# [READING TEXT]
In 1912, part of the quarry’s production was shipped to the Windsor Plaster Company’s calcining mill in Windsor, and the balance was shipped to the United States. The Windsor Plaster Company operated a number of historical quarries in Hants County and, somewhat unusually for Nova Scotia, a calcining mill. Calcining gypsum means to heat and partially dehydrate it. It's part of the process of turning gypsum into plaster so it can be used in products like wallboard, mouldings and casts. (Learn about the Windsor Plaster Company and how calcining works: For a detailed explanation of why so few Nova Scotia gypsum quarries have had calcining plants, see our post about the gypsum quarry in Iona, Cape Breton:

Effie Mosher oversaw the Mosher Quarry’s most productive years: 1924 when 27,423 tons of gypsum were produced and 1925 when 27,300 tons were produced.

An updated version of the 1915 report, which was published in 1930, said the property had grown to 225 acres and the working face on the north side of the quarry was over 350 feet in length with a height of 40 feet. The overburden, the dirt on top of the gypsum deposit, was 20 feet thick on average and was stripped off by a steam shovel and hauled to a waste dump by a Fordson tractor operating on narrow gauge tracks.

# [GIVEN MATERIAL]

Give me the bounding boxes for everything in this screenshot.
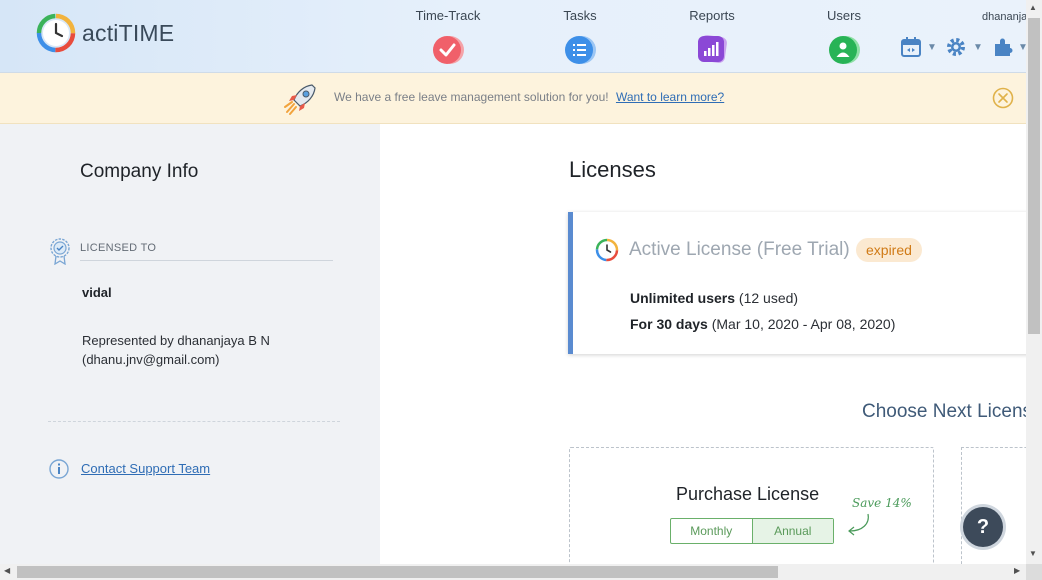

# [TASK LIST]
• a. Switch "steam shovel" to "power shovel" and write out the part of the gypsum quarry text that opens with the words containing "Effie Mosher oversaw" and closes with "narrow gauge tracks.".
• b. Resume the text on the Nova Scotia gypsum quarry from the point where it stops.

# [EXPECTED OUTPUTS]
• a.
Effie Mosher oversaw the Mosher Quarry’s most productive years: 1924 when 27,423 tons of gypsum were produced and 1925 when 27,300 tons were produced.

An updated version of the 1915 report, which was published in 1930, said the property had grown to 225 acres and the working face on the north side of the quarry was over 350 feet in length with a height of 40 feet. The overburden, the dirt on top of the gypsum deposit, was 20 feet thick on average and was stripped off by a power shovel and hauled to a waste dump by a Fordson tractor operating on narrow gauge tracks.

• b.
The report notes that the gypsum was being broken down to “man size.” Before mechanized loading, ships were loaded by hand. There was a standard rock size called a “one man-rock,” or “man-sized rock,” meaning a rock that an average-sized man could carry from the wagon to the ship (i.e. about the size of a basketball). The term became a unit of measurement in the industry and it’s still used in some places to describe the size of stones used in landscaping (i.e. a one-man rock, a two-man rock, etc.).

In 1930, the blasted gypsum was hauled to a loading platform and loaded into standard-gauge open rail cars on tracks laid into the quarry from Newport Station. The rail cars were hauled to Newport and from there to the company's wharf at Windsor, where the gypsum was loaded onto steamers for shipment to Newburgh, N.Y.

The quarry ceased production in 1934.

Effie Mosher was also secretary of the board of directors at the Sash and Door Factory in Windsor. The company was founded in 1852 and operated until shortly after WWII, almost a century. She also reportedly bought the wharf at the old Bennett Smith shipyard in Windsor.

She passed away in 1968.

Before wallboard/drywall became the most common way to finish walls, walls were usually made of laths (thin, flat strips of wood) with plaster spread over them. Ground gypsum was, and still is, a key ingredient in plaster. This method of making walls died out after wallboard was invented in the United States in 1918 by sandwiching plaster between two sheets of paper.

Today, wallboard is used in most buildings. An average home has about seven tons of gypsum in its walls. Most walls in Nova Scotia contain gypsum quarried in the province.

Safety is the main reason gypsum is in wallboard. Gypsum is 21% water at the molecular level so it slows the spread of fire and helps save lives.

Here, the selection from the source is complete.